_WHAT YOU HAVE TO DO_
Quote, without any change, the rows from the line containing "axes — [129, 146, 321, 315]" through the line containing "page-number: 11 — [647, 507, 661, 521]", including both of those lines.

_Spatial annotation rows_
:::
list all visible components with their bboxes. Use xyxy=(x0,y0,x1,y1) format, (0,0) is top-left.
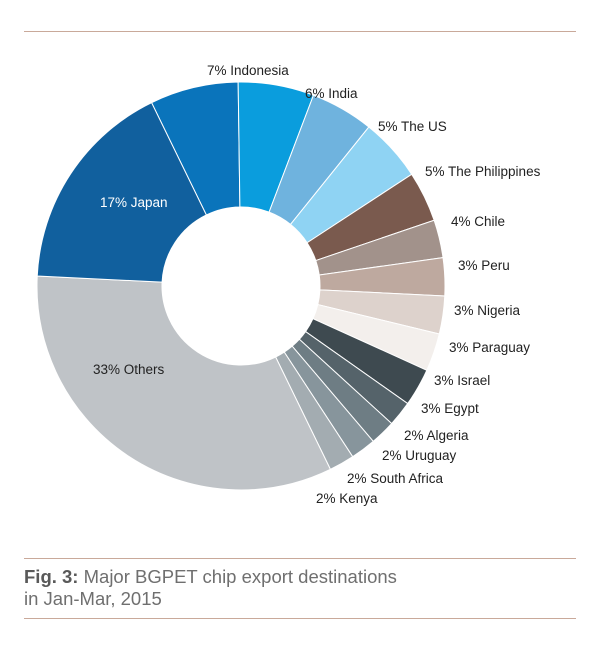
label-uruguay: 2% Uruguay xyxy=(382,448,457,463)
donut-slices xyxy=(36,81,446,491)
label-the-us: 5% The US xyxy=(378,119,447,134)
slice-labels: 7% Indonesia 6% India 5% The US 5% The Phil… xyxy=(93,63,541,506)
caption-line-2: in Jan-Mar, 2015 xyxy=(24,588,162,609)
label-paraguay: 3% Paraguay xyxy=(449,340,530,355)
slice-others xyxy=(36,275,332,491)
label-kenya: 2% Kenya xyxy=(316,491,378,506)
caption-top-divider xyxy=(24,558,576,559)
label-south-africa: 2% South Africa xyxy=(347,471,444,486)
label-israel: 3% Israel xyxy=(434,373,490,388)
figure-number: Fig. 3: xyxy=(24,566,79,587)
slice-japan xyxy=(36,101,208,283)
figure-caption: Fig. 3: Major BGPET chip export destinat… xyxy=(24,566,576,610)
label-india: 6% India xyxy=(305,86,358,101)
donut-chart: 7% Indonesia 6% India 5% The US 5% The Phil… xyxy=(36,63,541,506)
label-the-philippines: 5% The Philippines xyxy=(425,164,541,179)
label-algeria: 2% Algeria xyxy=(404,428,469,443)
label-japan: 17% Japan xyxy=(100,195,168,210)
caption-line-1: Major BGPET chip export destinations xyxy=(83,566,397,587)
caption-bottom-divider xyxy=(24,618,576,619)
label-egypt: 3% Egypt xyxy=(421,401,479,416)
label-nigeria: 3% Nigeria xyxy=(454,303,521,318)
label-peru: 3% Peru xyxy=(458,258,510,273)
label-indonesia: 7% Indonesia xyxy=(207,63,289,78)
label-chile: 4% Chile xyxy=(451,214,505,229)
label-others: 33% Others xyxy=(93,362,165,377)
top-divider xyxy=(24,31,576,32)
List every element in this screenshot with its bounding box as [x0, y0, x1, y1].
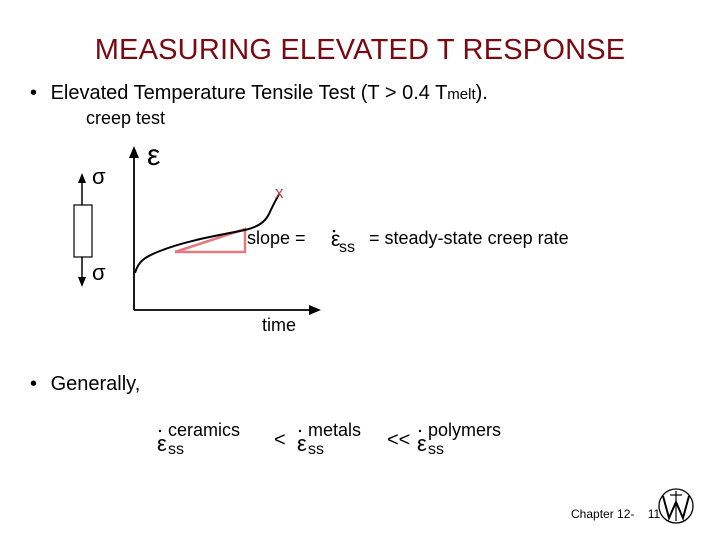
axes — [129, 146, 321, 315]
fracture-mark: x — [275, 183, 284, 202]
slope-dot — [332, 229, 336, 233]
bullet1-subscript: melt — [447, 86, 476, 103]
bullet-marker: • — [30, 373, 38, 395]
polymers-label: polymers — [428, 420, 501, 440]
bullet-elevated-test: • Elevated Temperature Tensile Test (T >… — [30, 82, 488, 105]
page-number: 11 — [647, 507, 661, 521]
bullet-marker: • — [30, 82, 38, 104]
bullet1-text: Elevated Temperature Tensile Test (T > 0… — [50, 82, 448, 104]
creep-curve — [134, 193, 280, 274]
bullet-generally: • Generally, — [30, 373, 140, 396]
bullet1-suffix: ). — [475, 82, 488, 104]
eps-polymers: ε — [417, 431, 427, 456]
sigma-bottom-label: σ — [92, 260, 106, 285]
creep-test-caption: creep test — [86, 108, 166, 128]
ss-metals: ss — [308, 441, 324, 458]
sigma-top-label: σ — [92, 164, 106, 189]
slope-description: = steady-state creep rate — [364, 228, 569, 248]
dot-metals — [298, 429, 302, 433]
slide-title: MEASURING ELEVATED T RESPONSE — [94, 34, 626, 66]
much-less-than: << — [387, 429, 410, 451]
slope-subscript: ss — [339, 239, 355, 256]
slope-label: slope = — [247, 228, 306, 248]
time-axis-label: time — [262, 315, 296, 335]
slope-triangle — [174, 227, 247, 254]
metals-label: metals — [308, 420, 361, 440]
dot-ceramics — [158, 429, 162, 433]
epsilon-axis-label: ε — [147, 139, 160, 172]
dot-polymers — [418, 429, 422, 433]
university-logo — [658, 488, 694, 524]
chapter-label: Chapter 12- 11 — [571, 507, 661, 521]
less-than: < — [274, 429, 286, 451]
eps-metals: ε — [297, 431, 307, 456]
ss-ceramics: ss — [168, 441, 184, 458]
ceramics-label: ceramics — [168, 420, 240, 440]
slope-epsilon: ε — [331, 228, 340, 251]
ss-polymers: ss — [428, 441, 444, 458]
bullet2-text: Generally, — [50, 373, 141, 395]
specimen-icon — [73, 173, 93, 287]
eps-ceramics: ε — [157, 431, 167, 456]
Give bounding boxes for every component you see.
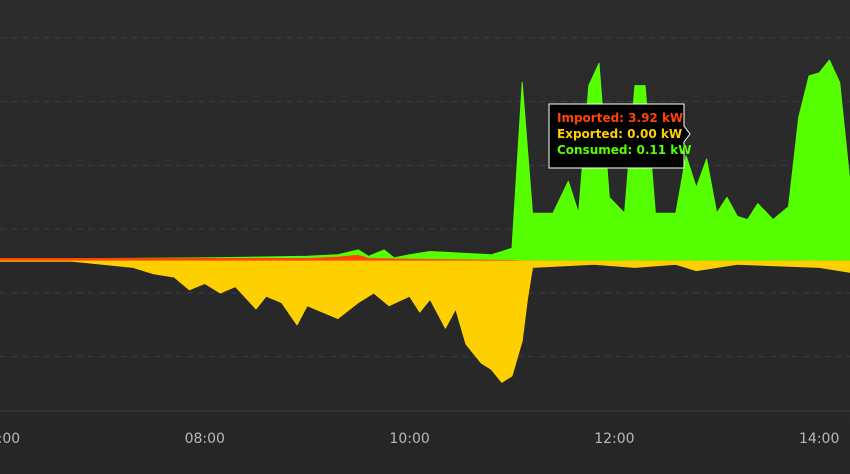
x-tick-label-0800: 08:00 (185, 431, 225, 447)
x-tick-label-1400: 14:00 (799, 431, 839, 447)
tooltip: Imported: 3.92 kW Exported: 0.00 kW Consum… (548, 103, 692, 169)
series-area-imported (0, 254, 850, 262)
x-tick-label-1000: 10:00 (389, 431, 429, 447)
x-tick-label-1200: 12:00 (594, 431, 634, 447)
x-tick-label-0600: 06:00 (0, 431, 20, 447)
tooltip-box (548, 103, 691, 169)
tooltip-row-imported: Imported: 3.92 kW (557, 111, 683, 125)
tooltip-row-exported: Exported: 0.00 kW (557, 127, 682, 141)
series-area-exported (0, 260, 850, 383)
tooltip-row-consumed: Consumed: 0.11 kW (557, 143, 692, 157)
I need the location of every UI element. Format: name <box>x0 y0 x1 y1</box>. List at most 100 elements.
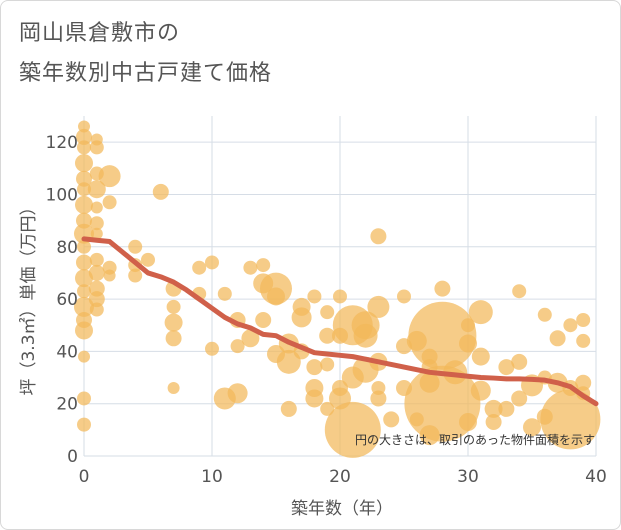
data-bubble <box>164 313 183 332</box>
data-bubble <box>575 374 592 391</box>
data-bubble <box>217 286 232 301</box>
data-bubble <box>76 254 92 271</box>
data-bubble <box>468 300 493 325</box>
data-bubble <box>75 195 93 214</box>
data-bubble <box>78 120 90 133</box>
data-bubble <box>152 183 169 200</box>
data-bubble <box>75 154 93 173</box>
y-tick-label: 120 <box>46 133 78 153</box>
x-axis-title: 築年数（年） <box>291 499 393 519</box>
data-bubble <box>90 227 103 240</box>
data-bubble <box>408 301 477 370</box>
data-bubble <box>89 216 104 231</box>
data-bubble <box>89 302 104 317</box>
data-bubble <box>459 413 477 431</box>
data-bubble <box>333 289 347 304</box>
data-bubble <box>511 353 528 370</box>
data-bubble <box>320 357 335 372</box>
data-bubble <box>443 360 468 385</box>
data-bubble <box>78 350 90 363</box>
data-bubble <box>227 383 248 404</box>
data-bubble <box>563 318 578 333</box>
data-bubble <box>276 349 301 374</box>
bubble-layer <box>74 120 601 458</box>
data-bubble <box>370 228 387 245</box>
data-bubble <box>320 305 335 320</box>
data-bubble <box>540 389 601 450</box>
data-bubble <box>459 334 477 353</box>
y-tick-label: 0 <box>67 447 78 467</box>
data-bubble <box>167 382 180 394</box>
data-bubble <box>523 418 541 437</box>
trend-line <box>81 236 599 407</box>
data-bubble <box>370 390 387 407</box>
data-bubble <box>77 417 91 432</box>
data-bubble <box>549 330 566 347</box>
data-bubble <box>576 333 591 348</box>
data-bubble <box>291 307 312 328</box>
y-tick-label: 60 <box>56 290 78 310</box>
data-bubble <box>319 327 336 344</box>
x-tick-label: 20 <box>329 467 351 487</box>
x-tick-label: 40 <box>585 467 607 487</box>
data-bubble <box>77 182 91 197</box>
data-bubble <box>89 252 104 267</box>
data-bubble <box>434 280 451 297</box>
data-bubble <box>511 390 528 407</box>
x-axis-ticks: 0 10 20 30 40 <box>79 467 607 487</box>
data-bubble <box>230 339 245 354</box>
y-tick-label: 100 <box>46 185 78 205</box>
data-bubble <box>90 201 103 214</box>
data-bubble <box>485 414 502 430</box>
data-bubble <box>192 260 207 275</box>
y-tick-label: 80 <box>56 238 78 258</box>
x-tick-label: 0 <box>79 467 90 487</box>
data-bubble <box>205 341 219 356</box>
data-bubble <box>76 170 92 187</box>
data-bubble <box>98 165 121 188</box>
data-bubble <box>103 269 116 282</box>
chart-title-line-2: 築年数別中古戸建て価格 <box>19 61 273 86</box>
data-bubble <box>128 268 143 283</box>
data-bubble <box>305 389 324 408</box>
data-bubble <box>141 252 155 267</box>
y-axis-ticks: 0 20 40 60 80 100 120 <box>46 133 78 467</box>
data-bubble <box>471 347 490 366</box>
data-bubble <box>88 264 105 281</box>
data-bubble <box>397 289 411 304</box>
data-bubble <box>166 299 181 314</box>
data-bubble <box>165 330 182 347</box>
data-bubble <box>324 401 381 458</box>
data-bubble <box>353 323 378 348</box>
y-tick-label: 20 <box>56 395 78 415</box>
data-bubble <box>87 180 106 199</box>
data-bubble <box>102 195 117 210</box>
x-tick-label: 10 <box>201 467 223 487</box>
data-bubble <box>128 239 143 254</box>
data-bubble <box>255 312 272 328</box>
data-bubble <box>470 380 491 401</box>
data-bubble <box>77 239 91 254</box>
data-bubble <box>241 329 260 348</box>
data-bubble <box>498 359 515 376</box>
data-bubble <box>383 411 400 428</box>
chart-title-line-1: 岡山県倉敷市の <box>19 21 181 46</box>
data-bubble <box>77 284 91 299</box>
x-tick-label: 30 <box>457 467 479 487</box>
data-bubble <box>306 359 323 376</box>
data-bubble <box>307 289 322 304</box>
y-tick-label: 40 <box>56 342 78 362</box>
data-bubble <box>75 321 93 340</box>
data-bubble <box>77 140 91 155</box>
data-bubble <box>537 307 552 322</box>
data-bubble <box>280 400 297 417</box>
data-bubble <box>461 318 475 333</box>
data-bubble <box>484 399 503 418</box>
y-axis-title: 坪（3.3㎡）単価（万円） <box>19 198 39 395</box>
bubble-size-note: 円の大きさは、取引のあった物件面積を示す <box>355 432 595 447</box>
data-bubble <box>367 295 390 318</box>
data-bubble <box>320 401 335 416</box>
data-bubble <box>74 296 94 317</box>
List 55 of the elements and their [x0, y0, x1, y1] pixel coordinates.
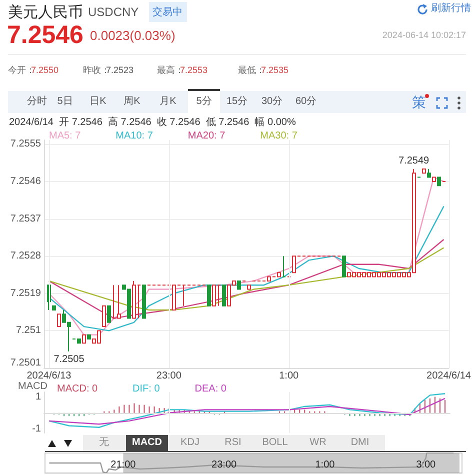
x-tick-label: 23:00: [212, 460, 238, 470]
annotation: MACD: [18, 381, 48, 392]
text: DMI: [350, 436, 370, 450]
y-tick-label: 7.2546: [10, 176, 42, 187]
text: MA20: 7: [188, 130, 226, 142]
text: 7.2523: [106, 65, 134, 75]
text: 7.2550: [31, 65, 59, 75]
text: 日K: [90, 96, 106, 107]
y-tick-label: 7.2519: [10, 288, 42, 299]
text: 5日: [57, 96, 73, 107]
chart-subtitle: USDCNY: [88, 5, 139, 19]
text: WR: [308, 436, 328, 450]
y-tick-label: 7.251: [16, 325, 42, 336]
text: MA30: 7: [260, 130, 298, 142]
text: 7.2535: [261, 65, 289, 75]
y-tick-label: 1: [35, 391, 42, 402]
series-label: MACD: 0: [57, 384, 98, 394]
text: 交易中: [148, 2, 187, 22]
x-tick-label: 2024/6/14: [426, 370, 472, 382]
y-tick-label: 7.2537: [10, 213, 42, 224]
text: MA10: 7: [116, 130, 154, 142]
text: 30分: [261, 96, 283, 107]
text: 2024-06-14 10:02:17: [382, 30, 466, 40]
chart-title: 美元人民币: [8, 2, 83, 22]
text: 0.0023(0.03%): [90, 28, 176, 43]
series-label: DEA: 0: [194, 384, 227, 394]
text: 15分: [226, 96, 248, 107]
text: 周K: [124, 96, 140, 107]
x-tick-label: 21:00: [110, 460, 136, 470]
series-label: DIF: 0: [132, 384, 160, 394]
y-tick-label: -1: [32, 423, 42, 434]
text: 7.2553: [180, 65, 208, 75]
y-tick-label: 7.2555: [10, 138, 42, 150]
text: 策: [412, 94, 426, 110]
x-tick-label: 1:00: [315, 460, 336, 470]
text: RSI: [224, 436, 242, 450]
text: MA5: 7: [49, 130, 82, 142]
text: KDJ: [180, 436, 200, 450]
text: 60分: [295, 96, 317, 107]
text: 无: [98, 436, 110, 450]
x-tick-label: 2024/6/13: [26, 370, 72, 382]
y-tick-label: 7.2528: [10, 250, 42, 262]
text: BOLL: [261, 436, 289, 450]
text: 5分: [196, 96, 212, 107]
x-tick-label: 1:00: [279, 370, 300, 382]
text: MACD: [126, 435, 168, 451]
text: 分时: [27, 96, 47, 107]
annotation: 7.2549: [398, 156, 430, 167]
text: 2024/6/14 开 7.2546 高 7.2546 收 7.2546 低 7.2546 幅 0.00%: [9, 117, 296, 128]
annotation: 7.2505: [54, 354, 85, 365]
x-tick-label: 23:00: [156, 370, 182, 382]
x-tick-label: 3:00: [416, 460, 436, 470]
text: 月K: [160, 96, 176, 107]
text: 刷新行情: [431, 3, 471, 14]
y-tick-label: 7.2501: [10, 358, 42, 368]
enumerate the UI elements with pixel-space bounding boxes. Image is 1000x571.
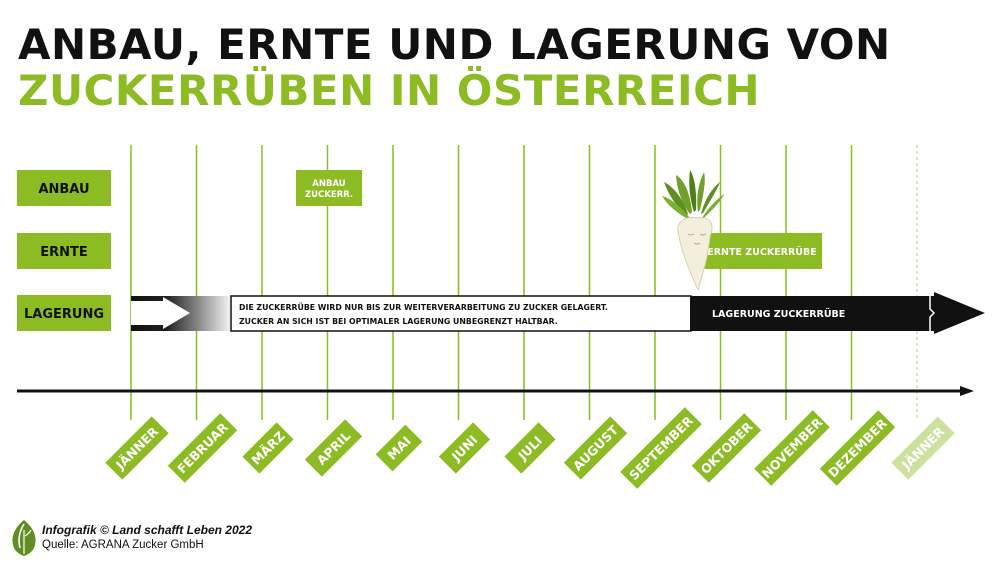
anbau-event-box: ANBAU ZUCKERR. xyxy=(296,170,362,206)
row-label-anbau-text: ANBAU xyxy=(38,182,89,197)
storage-black-text: LAGERUNG ZUCKERRÜBE xyxy=(712,309,845,320)
row-label-lagerung-text: LAGERUNG xyxy=(24,307,104,322)
row-label-anbau: ANBAU xyxy=(17,170,111,206)
anbau-event-line-1: ANBAU xyxy=(312,179,345,189)
month-label-tag xyxy=(563,416,628,480)
month-label-tag xyxy=(754,410,830,486)
sugar-beet-icon xyxy=(662,170,724,292)
storage-note-line-2: ZUCKER AN SICH IST BEI OPTIMALER LAGERUN… xyxy=(239,317,558,326)
month-label-text: DEZEMBER xyxy=(825,415,890,480)
month-label-text: AUGUST xyxy=(570,422,622,474)
month-label-tag xyxy=(167,413,238,483)
month-label: JÄNNER xyxy=(891,416,955,480)
month-label: JÄNNER xyxy=(105,416,169,480)
row-label-ernte-text: ERNTE xyxy=(40,245,88,260)
lagerung-bar: DIE ZUCKERRÜBE WIRD NUR BIS ZUR WEITERVE… xyxy=(131,292,985,334)
anbau-event-line-2: ZUCKERR. xyxy=(305,190,353,200)
timeline-axis xyxy=(17,386,974,396)
month-label-tag xyxy=(691,413,762,483)
ernte-event-box: ERNTE ZUCKERRÜBE xyxy=(702,233,822,269)
month-label-tag xyxy=(105,416,169,480)
timeline-arrowhead xyxy=(960,386,974,396)
month-label-tag xyxy=(375,424,423,472)
storage-note-line-1: DIE ZUCKERRÜBE WIRD NUR BIS ZUR WEITERVE… xyxy=(239,303,608,312)
month-label-text: FEBRUAR xyxy=(174,419,231,476)
month-label-text: NOVEMBER xyxy=(759,414,826,481)
month-label: APRIL xyxy=(304,419,363,477)
month-label-text: JÄNNER xyxy=(112,424,161,473)
ernte-event-text: ERNTE ZUCKERRÜBE xyxy=(707,247,817,258)
month-label: MÄRZ xyxy=(242,422,294,474)
month-label-tag xyxy=(819,410,896,486)
storage-note-box xyxy=(230,295,692,332)
month-label: AUGUST xyxy=(563,416,628,480)
month-label-text: SEPTEMBER xyxy=(626,413,696,483)
month-label-text: OKTOBER xyxy=(697,419,755,477)
title-line-1: ANBAU, ERNTE UND LAGERUNG VON xyxy=(18,20,891,69)
month-label: FEBRUAR xyxy=(167,413,238,483)
month-label-tag xyxy=(242,422,294,474)
month-label-tag xyxy=(438,422,491,474)
leaf-logo-icon xyxy=(12,520,36,556)
month-label: MAI xyxy=(375,424,423,472)
month-label-tag xyxy=(620,407,702,489)
footer-source: Quelle: AGRANA Zucker GmbH xyxy=(42,539,204,551)
month-label-tag xyxy=(504,422,556,474)
month-label: DEZEMBER xyxy=(819,410,896,486)
footer-credit: Infografik © Land schafft Leben 2022 xyxy=(42,523,252,537)
month-label: JULI xyxy=(504,422,556,474)
month-label: NOVEMBER xyxy=(754,410,830,486)
month-label: JUNI xyxy=(438,422,491,474)
storage-black-arrow xyxy=(690,292,985,334)
storage-start-arrow xyxy=(131,297,190,329)
month-guide-lines xyxy=(130,145,918,420)
month-label: OKTOBER xyxy=(691,413,762,483)
month-label-text: JÄNNER xyxy=(898,424,947,473)
title-line-2: ZUCKERRÜBEN IN ÖSTERREICH xyxy=(18,66,761,115)
month-label-tag xyxy=(891,416,955,480)
row-label-ernte: ERNTE xyxy=(17,233,111,269)
month-label-tag xyxy=(304,419,363,477)
storage-arrow-notch xyxy=(929,296,936,331)
row-label-lagerung: LAGERUNG xyxy=(17,295,111,331)
month-label: SEPTEMBER xyxy=(620,407,702,489)
month-labels: JÄNNER FEBRUAR MÄRZ APRIL MAI JUNI JULI AUGUST S… xyxy=(105,407,955,489)
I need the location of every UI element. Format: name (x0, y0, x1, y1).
:::
_SOLUTION TO THE PROBLEM_
axes — [129, 146, 321, 315]
fracture-mark: x — [275, 183, 284, 202]
slope-dot — [332, 229, 336, 233]
bullet1-subscript: melt — [447, 86, 476, 103]
bullet-marker: • — [30, 373, 38, 395]
polymers-label: polymers — [428, 420, 501, 440]
bullet-elevated-test: • Elevated Temperature Tensile Test (T >… — [30, 82, 488, 105]
page-number: 11 — [647, 507, 661, 521]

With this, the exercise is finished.